═════ SUPPLIED MATERIAL ═════
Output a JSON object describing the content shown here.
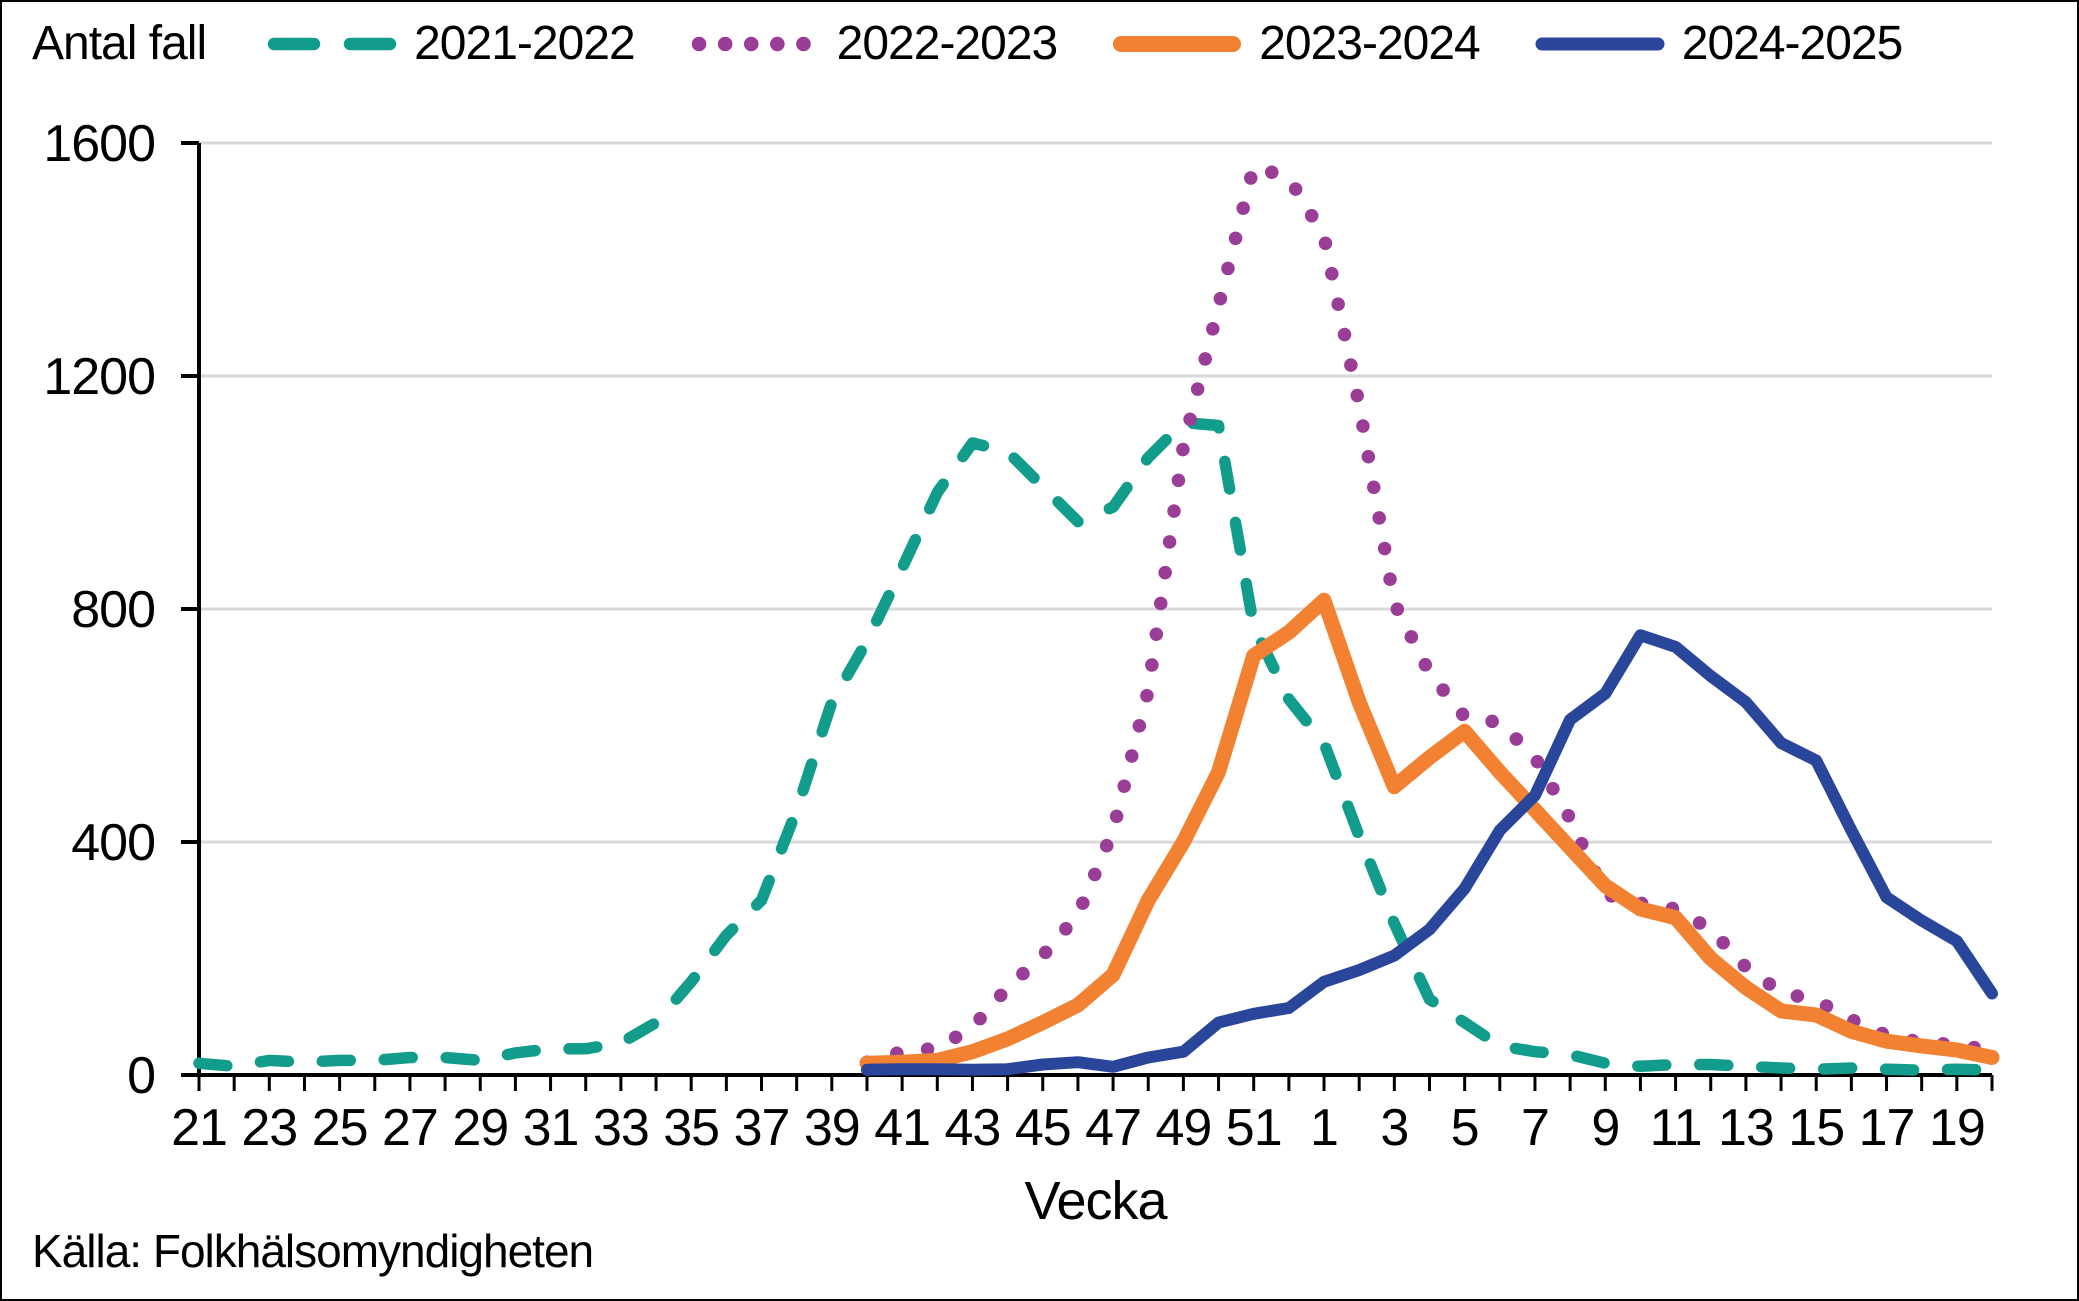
{
  "figure": {
    "background": "#FFFFFF",
    "border_color": "#000000"
  },
  "chart_data": {
    "type": "line",
    "title": "",
    "ylabel": "Antal fall",
    "xlabel": "Vecka",
    "source": "Källa: Folkhälsomyndigheten",
    "ylim": [
      0,
      1600
    ],
    "y_ticks": [
      0,
      400,
      800,
      1200,
      1600
    ],
    "grid": "horizontal",
    "grid_color": "#D9D9D9",
    "axis_color": "#000000",
    "legend_position": "top",
    "x_tick_labels_every": 2,
    "weeks": [
      "21",
      "22",
      "23",
      "24",
      "25",
      "26",
      "27",
      "28",
      "29",
      "30",
      "31",
      "32",
      "33",
      "34",
      "35",
      "36",
      "37",
      "38",
      "39",
      "40",
      "41",
      "42",
      "43",
      "44",
      "45",
      "46",
      "47",
      "48",
      "49",
      "50",
      "51",
      "52",
      "1",
      "2",
      "3",
      "4",
      "5",
      "6",
      "7",
      "8",
      "9",
      "10",
      "11",
      "12",
      "13",
      "14",
      "15",
      "16",
      "17",
      "18",
      "19",
      "20"
    ],
    "series": [
      {
        "name": "2021-2022",
        "color": "#129C8C",
        "style": "dashed",
        "values": [
          20,
          15,
          25,
          22,
          25,
          25,
          30,
          30,
          25,
          38,
          45,
          45,
          55,
          90,
          160,
          240,
          300,
          455,
          640,
          745,
          870,
          1000,
          1085,
          1070,
          1010,
          950,
          975,
          1060,
          1120,
          1115,
          770,
          645,
          570,
          410,
          260,
          130,
          90,
          50,
          40,
          35,
          20,
          15,
          18,
          18,
          15,
          12,
          10,
          12,
          10,
          8,
          10,
          8
        ]
      },
      {
        "name": "2022-2023",
        "color": "#9A3D97",
        "style": "dotted",
        "values": [
          null,
          null,
          null,
          null,
          null,
          null,
          null,
          null,
          null,
          null,
          null,
          null,
          null,
          null,
          null,
          null,
          null,
          null,
          null,
          22,
          40,
          46,
          82,
          150,
          205,
          275,
          420,
          660,
          1080,
          1320,
          1560,
          1540,
          1440,
          1150,
          810,
          690,
          615,
          605,
          545,
          440,
          310,
          295,
          285,
          250,
          185,
          142,
          128,
          95,
          68,
          56,
          52,
          42
        ]
      },
      {
        "name": "2023-2024",
        "color": "#F28131",
        "style": "solid-thick",
        "values": [
          null,
          null,
          null,
          null,
          null,
          null,
          null,
          null,
          null,
          null,
          null,
          null,
          null,
          null,
          null,
          null,
          null,
          null,
          null,
          20,
          22,
          25,
          40,
          62,
          90,
          120,
          172,
          300,
          400,
          520,
          720,
          760,
          815,
          640,
          495,
          545,
          590,
          520,
          455,
          390,
          325,
          285,
          270,
          200,
          150,
          110,
          103,
          75,
          58,
          50,
          43,
          30
        ]
      },
      {
        "name": "2024-2025",
        "color": "#2A469B",
        "style": "solid",
        "values": [
          null,
          null,
          null,
          null,
          null,
          null,
          null,
          null,
          null,
          null,
          null,
          null,
          null,
          null,
          null,
          null,
          null,
          null,
          null,
          9,
          10,
          10,
          9,
          10,
          18,
          22,
          14,
          30,
          40,
          90,
          105,
          115,
          160,
          180,
          205,
          250,
          320,
          420,
          480,
          610,
          655,
          755,
          735,
          685,
          640,
          570,
          540,
          420,
          305,
          265,
          230,
          140
        ]
      }
    ]
  }
}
═════
Repeat all of the data above word for word, minus the pictures.

> [WRITTEN SOLUTION]:
Output a JSON object describing the content shown here.
{
  "figure": {
    "background": "#FFFFFF",
    "border_color": "#000000"
  },
  "chart_data": {
    "type": "line",
    "title": "",
    "ylabel": "Antal fall",
    "xlabel": "Vecka",
    "source": "Källa: Folkhälsomyndigheten",
    "ylim": [
      0,
      1600
    ],
    "y_ticks": [
      0,
      400,
      800,
      1200,
      1600
    ],
    "grid": "horizontal",
    "grid_color": "#D9D9D9",
    "axis_color": "#000000",
    "legend_position": "top",
    "x_tick_labels_every": 2,
    "weeks": [
      "21",
      "22",
      "23",
      "24",
      "25",
      "26",
      "27",
      "28",
      "29",
      "30",
      "31",
      "32",
      "33",
      "34",
      "35",
      "36",
      "37",
      "38",
      "39",
      "40",
      "41",
      "42",
      "43",
      "44",
      "45",
      "46",
      "47",
      "48",
      "49",
      "50",
      "51",
      "52",
      "1",
      "2",
      "3",
      "4",
      "5",
      "6",
      "7",
      "8",
      "9",
      "10",
      "11",
      "12",
      "13",
      "14",
      "15",
      "16",
      "17",
      "18",
      "19",
      "20"
    ],
    "series": [
      {
        "name": "2021-2022",
        "color": "#129C8C",
        "style": "dashed",
        "values": [
          20,
          15,
          25,
          22,
          25,
          25,
          30,
          30,
          25,
          38,
          45,
          45,
          55,
          90,
          160,
          240,
          300,
          455,
          640,
          745,
          870,
          1000,
          1085,
          1070,
          1010,
          950,
          975,
          1060,
          1120,
          1115,
          770,
          645,
          570,
          410,
          260,
          130,
          90,
          50,
          40,
          35,
          20,
          15,
          18,
          18,
          15,
          12,
          10,
          12,
          10,
          8,
          10,
          8
        ]
      },
      {
        "name": "2022-2023",
        "color": "#9A3D97",
        "style": "dotted",
        "values": [
          null,
          null,
          null,
          null,
          null,
          null,
          null,
          null,
          null,
          null,
          null,
          null,
          null,
          null,
          null,
          null,
          null,
          null,
          null,
          22,
          40,
          46,
          82,
          150,
          205,
          275,
          420,
          660,
          1080,
          1320,
          1560,
          1540,
          1440,
          1150,
          810,
          690,
          615,
          605,
          545,
          440,
          310,
          295,
          285,
          250,
          185,
          142,
          128,
          95,
          68,
          56,
          52,
          42
        ]
      },
      {
        "name": "2023-2024",
        "color": "#F28131",
        "style": "solid-thick",
        "values": [
          null,
          null,
          null,
          null,
          null,
          null,
          null,
          null,
          null,
          null,
          null,
          null,
          null,
          null,
          null,
          null,
          null,
          null,
          null,
          20,
          22,
          25,
          40,
          62,
          90,
          120,
          172,
          300,
          400,
          520,
          720,
          760,
          815,
          640,
          495,
          545,
          590,
          520,
          455,
          390,
          325,
          285,
          270,
          200,
          150,
          110,
          103,
          75,
          58,
          50,
          43,
          30
        ]
      },
      {
        "name": "2024-2025",
        "color": "#2A469B",
        "style": "solid",
        "values": [
          null,
          null,
          null,
          null,
          null,
          null,
          null,
          null,
          null,
          null,
          null,
          null,
          null,
          null,
          null,
          null,
          null,
          null,
          null,
          9,
          10,
          10,
          9,
          10,
          18,
          22,
          14,
          30,
          40,
          90,
          105,
          115,
          160,
          180,
          205,
          250,
          320,
          420,
          480,
          610,
          655,
          755,
          735,
          685,
          640,
          570,
          540,
          420,
          305,
          265,
          230,
          140
        ]
      }
    ]
  }
}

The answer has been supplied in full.